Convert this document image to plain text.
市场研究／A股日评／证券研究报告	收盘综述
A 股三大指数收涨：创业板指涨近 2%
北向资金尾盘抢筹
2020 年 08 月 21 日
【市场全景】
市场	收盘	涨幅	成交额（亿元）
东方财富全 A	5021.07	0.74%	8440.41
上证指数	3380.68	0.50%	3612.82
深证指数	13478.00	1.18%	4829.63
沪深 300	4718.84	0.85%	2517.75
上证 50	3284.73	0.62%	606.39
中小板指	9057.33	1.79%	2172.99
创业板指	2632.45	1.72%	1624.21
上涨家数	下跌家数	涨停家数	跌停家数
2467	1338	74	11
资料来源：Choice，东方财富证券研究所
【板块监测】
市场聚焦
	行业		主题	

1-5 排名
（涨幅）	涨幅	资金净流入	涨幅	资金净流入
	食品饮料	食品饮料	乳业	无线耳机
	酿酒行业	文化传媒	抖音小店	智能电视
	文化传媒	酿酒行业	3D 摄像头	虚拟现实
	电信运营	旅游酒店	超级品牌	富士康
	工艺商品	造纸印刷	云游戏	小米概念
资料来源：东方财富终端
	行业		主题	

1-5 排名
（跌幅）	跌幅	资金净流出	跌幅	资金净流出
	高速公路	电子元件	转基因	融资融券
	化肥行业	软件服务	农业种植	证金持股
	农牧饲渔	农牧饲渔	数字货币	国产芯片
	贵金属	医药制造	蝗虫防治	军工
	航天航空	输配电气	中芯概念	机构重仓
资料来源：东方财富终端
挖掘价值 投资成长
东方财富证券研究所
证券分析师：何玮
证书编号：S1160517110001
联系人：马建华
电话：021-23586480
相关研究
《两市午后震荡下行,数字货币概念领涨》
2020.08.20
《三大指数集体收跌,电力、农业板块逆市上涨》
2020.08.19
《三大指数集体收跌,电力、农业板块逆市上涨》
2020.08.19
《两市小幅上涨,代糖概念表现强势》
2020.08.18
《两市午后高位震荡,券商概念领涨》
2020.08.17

◇ ◇ ◇ ◇ ◇

Please restate the records in full, word for word.

### Task answer:
Convert this document image to plain text.
市场研究／A股日评／证券研究报告	收盘综述
A 股三大指数收涨：创业板指涨近 2%
北向资金尾盘抢筹
2020 年 08 月 21 日
【市场全景】
市场	收盘	涨幅	成交额（亿元）
东方财富全 A	5021.07	0.74%	8440.41
上证指数	3380.68	0.50%	3612.82
深证指数	13478.00	1.18%	4829.63
沪深 300	4718.84	0.85%	2517.75
上证 50	3284.73	0.62%	606.39
中小板指	9057.33	1.79%	2172.99
创业板指	2632.45	1.72%	1624.21
上涨家数	下跌家数	涨停家数	跌停家数
2467	1338	74	11
资料来源：Choice，东方财富证券研究所
【板块监测】
市场聚焦
	行业		主题	

1-5 排名
（涨幅）	涨幅	资金净流入	涨幅	资金净流入
	食品饮料	食品饮料	乳业	无线耳机
	酿酒行业	文化传媒	抖音小店	智能电视
	文化传媒	酿酒行业	3D 摄像头	虚拟现实
	电信运营	旅游酒店	超级品牌	富士康
	工艺商品	造纸印刷	云游戏	小米概念
资料来源：东方财富终端
	行业		主题	

1-5 排名
（跌幅）	跌幅	资金净流出	跌幅	资金净流出
	高速公路	电子元件	转基因	融资融券
	化肥行业	软件服务	农业种植	证金持股
	农牧饲渔	农牧饲渔	数字货币	国产芯片
	贵金属	医药制造	蝗虫防治	军工
	航天航空	输配电气	中芯概念	机构重仓
资料来源：东方财富终端
挖掘价值 投资成长
东方财富证券研究所
证券分析师：何玮
证书编号：S1160517110001
联系人：马建华
电话：021-23586480
相关研究
《两市午后震荡下行,数字货币概念领涨》
2020.08.20
《三大指数集体收跌,电力、农业板块逆市上涨》
2020.08.19
《三大指数集体收跌,电力、农业板块逆市上涨》
2020.08.19
《两市小幅上涨,代糖概念表现强势》
2020.08.18
《两市午后高位震荡,券商概念领涨》
2020.08.17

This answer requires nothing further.